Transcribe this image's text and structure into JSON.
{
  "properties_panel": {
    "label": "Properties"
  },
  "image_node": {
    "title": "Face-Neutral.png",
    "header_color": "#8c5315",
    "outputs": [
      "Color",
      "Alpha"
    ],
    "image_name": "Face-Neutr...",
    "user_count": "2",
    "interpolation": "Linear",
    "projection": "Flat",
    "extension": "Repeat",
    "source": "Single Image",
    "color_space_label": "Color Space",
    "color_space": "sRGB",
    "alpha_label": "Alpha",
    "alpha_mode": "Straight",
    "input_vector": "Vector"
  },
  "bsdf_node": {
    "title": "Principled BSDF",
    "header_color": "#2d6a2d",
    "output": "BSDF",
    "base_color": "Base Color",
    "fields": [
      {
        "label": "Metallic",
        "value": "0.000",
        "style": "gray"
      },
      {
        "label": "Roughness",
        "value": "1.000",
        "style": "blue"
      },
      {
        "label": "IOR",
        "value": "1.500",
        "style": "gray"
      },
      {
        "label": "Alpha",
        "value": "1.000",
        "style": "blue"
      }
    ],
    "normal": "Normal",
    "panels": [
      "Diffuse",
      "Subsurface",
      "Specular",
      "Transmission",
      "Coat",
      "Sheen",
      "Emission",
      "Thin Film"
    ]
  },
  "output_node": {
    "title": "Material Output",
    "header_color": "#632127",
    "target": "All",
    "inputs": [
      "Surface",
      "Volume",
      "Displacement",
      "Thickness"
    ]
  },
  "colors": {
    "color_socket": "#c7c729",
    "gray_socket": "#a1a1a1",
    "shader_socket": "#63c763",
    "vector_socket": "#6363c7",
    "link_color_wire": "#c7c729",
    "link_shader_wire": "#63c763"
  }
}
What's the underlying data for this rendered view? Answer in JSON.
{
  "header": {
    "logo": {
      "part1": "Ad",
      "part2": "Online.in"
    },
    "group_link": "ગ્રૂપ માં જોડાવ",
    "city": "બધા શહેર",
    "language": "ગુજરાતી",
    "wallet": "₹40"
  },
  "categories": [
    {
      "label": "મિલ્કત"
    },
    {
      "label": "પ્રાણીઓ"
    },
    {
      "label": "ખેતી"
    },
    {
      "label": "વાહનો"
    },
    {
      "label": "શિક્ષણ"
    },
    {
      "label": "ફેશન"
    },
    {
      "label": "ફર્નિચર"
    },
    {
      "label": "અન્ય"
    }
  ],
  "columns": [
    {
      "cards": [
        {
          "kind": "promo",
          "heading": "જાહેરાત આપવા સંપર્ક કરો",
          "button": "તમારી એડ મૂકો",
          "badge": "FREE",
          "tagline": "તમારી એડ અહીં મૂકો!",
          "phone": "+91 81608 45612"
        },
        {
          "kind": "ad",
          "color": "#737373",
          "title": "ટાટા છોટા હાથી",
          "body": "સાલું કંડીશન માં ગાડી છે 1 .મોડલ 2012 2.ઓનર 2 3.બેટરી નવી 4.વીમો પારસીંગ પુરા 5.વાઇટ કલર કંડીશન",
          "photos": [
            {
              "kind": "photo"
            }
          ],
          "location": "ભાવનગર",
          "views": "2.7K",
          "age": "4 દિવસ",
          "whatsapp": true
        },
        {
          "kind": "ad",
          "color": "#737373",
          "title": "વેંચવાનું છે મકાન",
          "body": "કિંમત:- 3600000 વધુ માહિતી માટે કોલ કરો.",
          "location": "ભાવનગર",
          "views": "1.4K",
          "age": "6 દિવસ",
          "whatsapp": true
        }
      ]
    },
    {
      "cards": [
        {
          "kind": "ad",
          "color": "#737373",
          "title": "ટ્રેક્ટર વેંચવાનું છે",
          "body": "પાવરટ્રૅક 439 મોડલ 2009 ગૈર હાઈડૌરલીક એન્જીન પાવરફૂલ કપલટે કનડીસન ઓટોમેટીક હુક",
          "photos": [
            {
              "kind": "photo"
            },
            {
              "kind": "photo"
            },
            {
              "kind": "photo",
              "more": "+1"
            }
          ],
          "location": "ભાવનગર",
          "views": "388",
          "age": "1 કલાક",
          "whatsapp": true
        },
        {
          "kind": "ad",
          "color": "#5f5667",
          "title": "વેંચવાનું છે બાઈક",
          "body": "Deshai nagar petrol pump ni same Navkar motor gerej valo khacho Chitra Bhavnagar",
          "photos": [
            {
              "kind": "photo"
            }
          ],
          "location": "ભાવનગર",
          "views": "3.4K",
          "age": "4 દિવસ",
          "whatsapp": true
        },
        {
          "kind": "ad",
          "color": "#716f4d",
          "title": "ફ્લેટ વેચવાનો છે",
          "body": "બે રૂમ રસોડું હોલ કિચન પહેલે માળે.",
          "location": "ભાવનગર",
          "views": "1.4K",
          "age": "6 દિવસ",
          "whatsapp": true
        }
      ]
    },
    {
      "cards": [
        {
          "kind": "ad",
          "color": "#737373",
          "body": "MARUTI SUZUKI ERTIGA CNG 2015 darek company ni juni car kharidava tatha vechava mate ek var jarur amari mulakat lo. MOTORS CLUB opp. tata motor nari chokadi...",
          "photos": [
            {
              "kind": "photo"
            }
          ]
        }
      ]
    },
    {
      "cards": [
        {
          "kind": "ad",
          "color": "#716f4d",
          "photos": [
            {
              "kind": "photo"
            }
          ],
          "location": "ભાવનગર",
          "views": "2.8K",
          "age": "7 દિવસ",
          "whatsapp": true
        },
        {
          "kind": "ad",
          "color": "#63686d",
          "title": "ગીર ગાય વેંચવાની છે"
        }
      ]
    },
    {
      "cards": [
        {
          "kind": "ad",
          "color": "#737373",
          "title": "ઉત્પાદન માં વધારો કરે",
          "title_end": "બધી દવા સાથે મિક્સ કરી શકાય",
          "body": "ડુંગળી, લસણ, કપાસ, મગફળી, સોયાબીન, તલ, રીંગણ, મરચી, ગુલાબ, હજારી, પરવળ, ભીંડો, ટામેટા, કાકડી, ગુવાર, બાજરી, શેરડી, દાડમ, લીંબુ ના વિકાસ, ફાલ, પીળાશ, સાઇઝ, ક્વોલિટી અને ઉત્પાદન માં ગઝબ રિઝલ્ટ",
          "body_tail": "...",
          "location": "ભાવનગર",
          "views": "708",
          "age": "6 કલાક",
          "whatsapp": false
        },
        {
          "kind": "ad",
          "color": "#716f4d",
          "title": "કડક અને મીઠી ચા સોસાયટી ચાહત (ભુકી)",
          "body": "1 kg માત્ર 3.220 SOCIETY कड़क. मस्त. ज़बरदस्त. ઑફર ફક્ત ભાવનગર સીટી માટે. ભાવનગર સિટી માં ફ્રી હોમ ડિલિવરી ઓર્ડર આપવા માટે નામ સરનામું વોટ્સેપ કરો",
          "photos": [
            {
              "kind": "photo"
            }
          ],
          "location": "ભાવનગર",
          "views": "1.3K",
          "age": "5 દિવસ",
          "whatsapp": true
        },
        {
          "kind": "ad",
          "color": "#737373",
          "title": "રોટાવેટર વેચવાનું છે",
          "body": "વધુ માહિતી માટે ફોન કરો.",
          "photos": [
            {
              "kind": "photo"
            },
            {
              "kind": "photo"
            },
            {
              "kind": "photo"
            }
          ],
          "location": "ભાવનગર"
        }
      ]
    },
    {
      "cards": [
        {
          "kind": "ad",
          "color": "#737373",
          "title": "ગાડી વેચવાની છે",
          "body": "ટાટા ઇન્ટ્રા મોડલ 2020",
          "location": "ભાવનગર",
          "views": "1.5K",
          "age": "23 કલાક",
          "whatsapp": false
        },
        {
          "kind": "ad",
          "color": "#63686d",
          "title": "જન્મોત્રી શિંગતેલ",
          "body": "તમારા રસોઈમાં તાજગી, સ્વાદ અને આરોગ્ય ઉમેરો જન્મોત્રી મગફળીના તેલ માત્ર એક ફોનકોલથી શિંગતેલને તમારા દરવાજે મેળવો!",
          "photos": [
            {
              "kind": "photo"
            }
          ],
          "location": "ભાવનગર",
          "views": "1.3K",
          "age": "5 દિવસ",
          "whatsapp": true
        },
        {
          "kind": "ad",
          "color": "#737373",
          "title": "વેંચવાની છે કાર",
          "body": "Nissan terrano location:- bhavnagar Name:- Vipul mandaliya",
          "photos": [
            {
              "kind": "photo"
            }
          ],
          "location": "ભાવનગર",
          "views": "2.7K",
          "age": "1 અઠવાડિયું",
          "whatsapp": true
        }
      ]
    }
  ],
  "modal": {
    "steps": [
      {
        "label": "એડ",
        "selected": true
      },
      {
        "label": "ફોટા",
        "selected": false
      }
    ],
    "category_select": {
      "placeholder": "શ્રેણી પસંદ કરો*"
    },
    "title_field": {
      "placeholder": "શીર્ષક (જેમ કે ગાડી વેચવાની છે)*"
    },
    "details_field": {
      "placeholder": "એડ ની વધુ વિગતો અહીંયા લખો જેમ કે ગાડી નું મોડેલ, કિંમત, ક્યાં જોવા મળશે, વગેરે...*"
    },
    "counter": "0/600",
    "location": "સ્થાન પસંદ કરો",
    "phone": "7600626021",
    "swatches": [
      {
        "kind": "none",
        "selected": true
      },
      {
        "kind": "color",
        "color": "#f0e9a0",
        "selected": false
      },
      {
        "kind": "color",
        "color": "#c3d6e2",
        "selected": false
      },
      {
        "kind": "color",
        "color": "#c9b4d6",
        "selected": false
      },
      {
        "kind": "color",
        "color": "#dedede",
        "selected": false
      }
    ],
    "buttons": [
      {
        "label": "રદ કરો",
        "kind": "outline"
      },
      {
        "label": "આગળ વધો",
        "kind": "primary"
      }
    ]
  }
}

= Exercise task =
Return every line containing "views".

= Solved problem =
          "views": "2.7K",
          "views": "1.4K",
          "views": "388",
          "views": "3.4K",
          "views": "1.4K",
          "views": "2.8K",
          "views": "708",
          "views": "1.3K",
          "views": "1.5K",
          "views": "1.3K",
          "views": "2.7K",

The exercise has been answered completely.